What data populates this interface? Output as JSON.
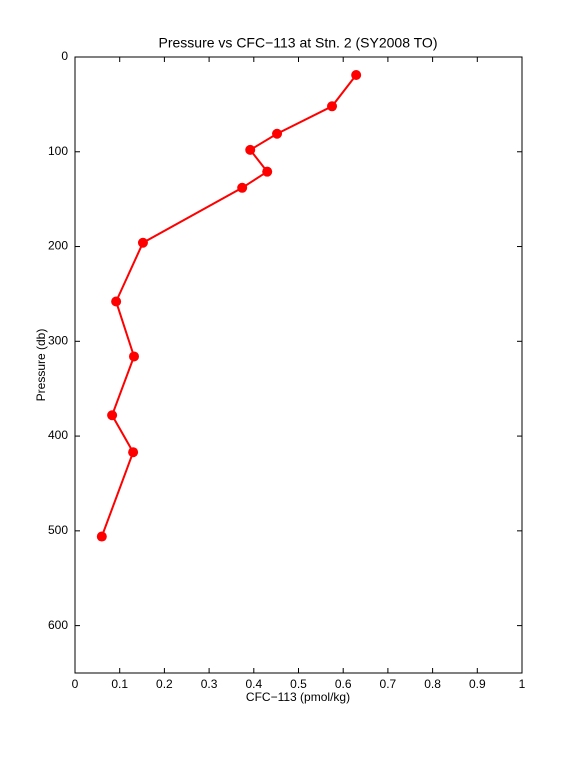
{
  "chart_data": {
    "type": "line",
    "title": "Pressure vs CFC−113 at Stn. 2 (SY2008 TO)",
    "x_label": "CFC−113 (pmol/kg)",
    "y_label": "Pressure (db)",
    "x": [
      0.629,
      0.575,
      0.452,
      0.392,
      0.43,
      0.374,
      0.152,
      0.092,
      0.132,
      0.083,
      0.13,
      0.06
    ],
    "series": [
      {
        "color": "#ff0000",
        "values": [
          19,
          52,
          81,
          98,
          121,
          138,
          196,
          258,
          316,
          378,
          417,
          506
        ]
      }
    ],
    "xlim": [
      0,
      1
    ],
    "xticks": [
      0,
      0.1,
      0.2,
      0.3,
      0.4,
      0.5,
      0.6,
      0.7,
      0.8,
      0.9,
      1
    ],
    "ylim": [
      0,
      650
    ],
    "yticks": [
      0,
      100,
      200,
      300,
      400,
      500,
      600
    ],
    "y_inverted": true,
    "grid": false,
    "markers": true
  }
}
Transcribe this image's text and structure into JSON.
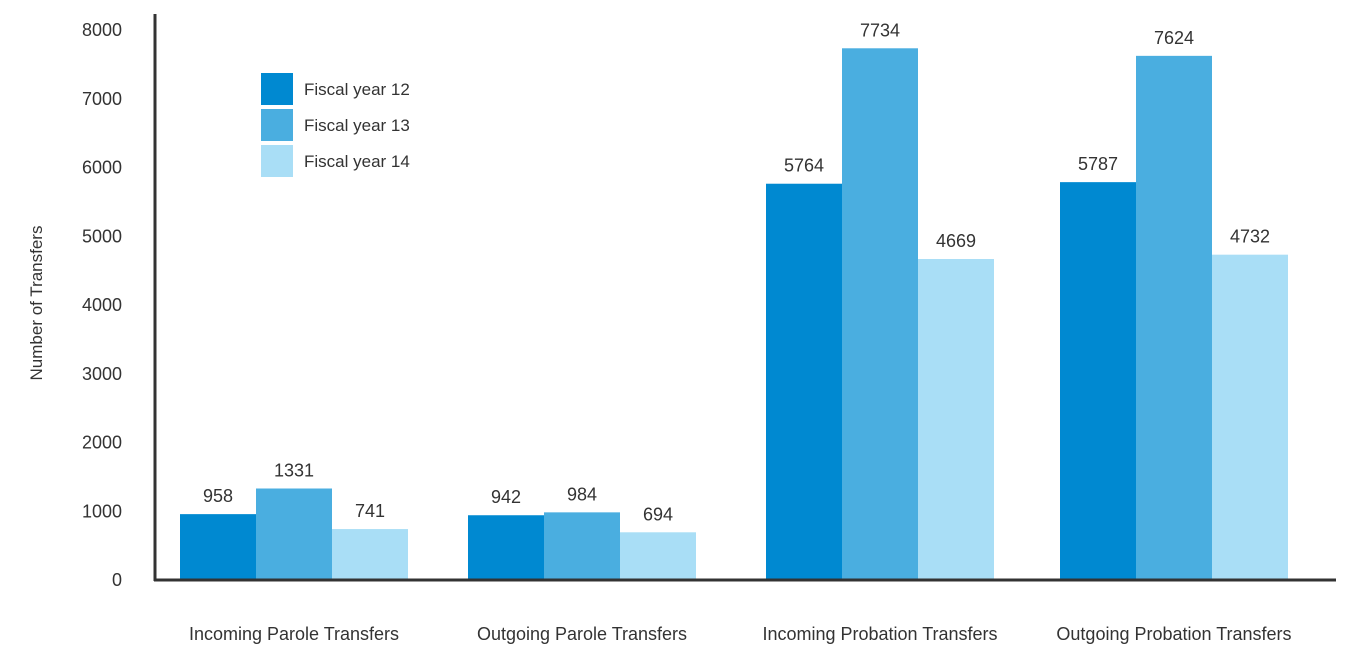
{
  "chart_data": {
    "type": "bar",
    "title": "",
    "xlabel": "",
    "ylabel": "Number of Transfers",
    "ylim": [
      0,
      8000
    ],
    "yticks": [
      0,
      1000,
      2000,
      3000,
      4000,
      5000,
      6000,
      7000,
      8000
    ],
    "grid": false,
    "legend_placement": "top-left",
    "categories": [
      "Incoming Parole Transfers",
      "Outgoing Parole Transfers",
      "Incoming Probation Transfers",
      "Outgoing Probation Transfers"
    ],
    "series": [
      {
        "name": "Fiscal year 12",
        "color": "#0089d1",
        "values": [
          958,
          942,
          5764,
          5787
        ]
      },
      {
        "name": "Fiscal year 13",
        "color": "#4aaee0",
        "values": [
          1331,
          984,
          7734,
          7624
        ]
      },
      {
        "name": "Fiscal year 14",
        "color": "#a9def6",
        "values": [
          741,
          694,
          4669,
          4732
        ]
      }
    ]
  }
}
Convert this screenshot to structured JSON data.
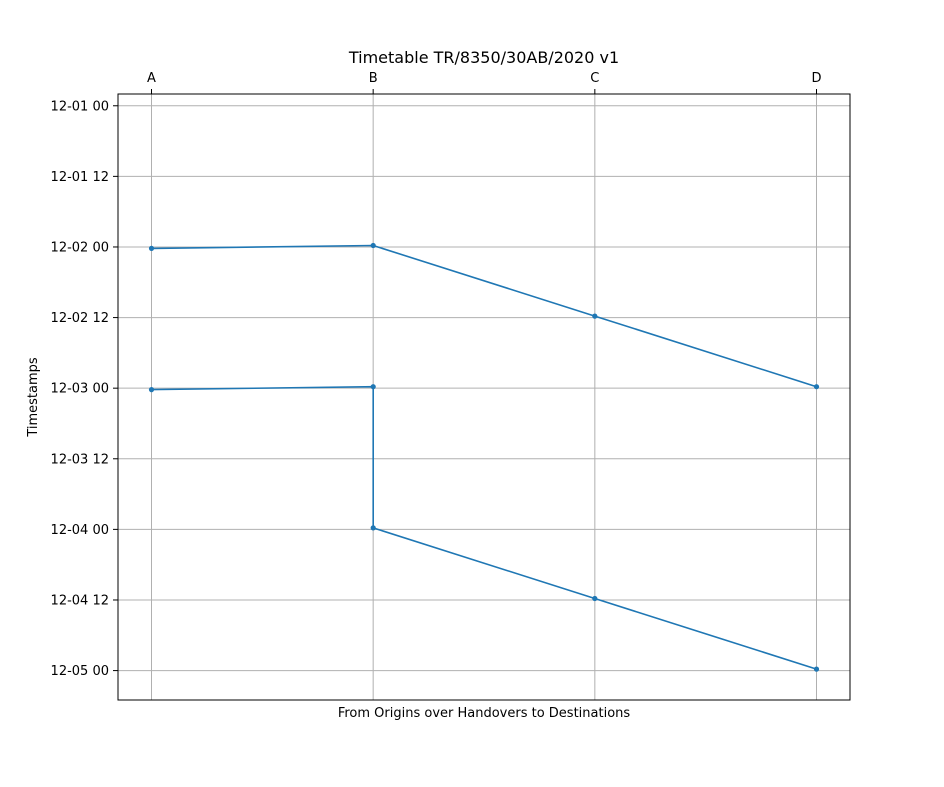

_ _ _ _ _ _ _

### Requirement
Which lines contain the word "JSON"? Copy each one.

### Exercise response
What data populates this interface? Output as JSON.
Transcribe this image's text and structure into JSON.
Convert this screenshot to structured JSON data.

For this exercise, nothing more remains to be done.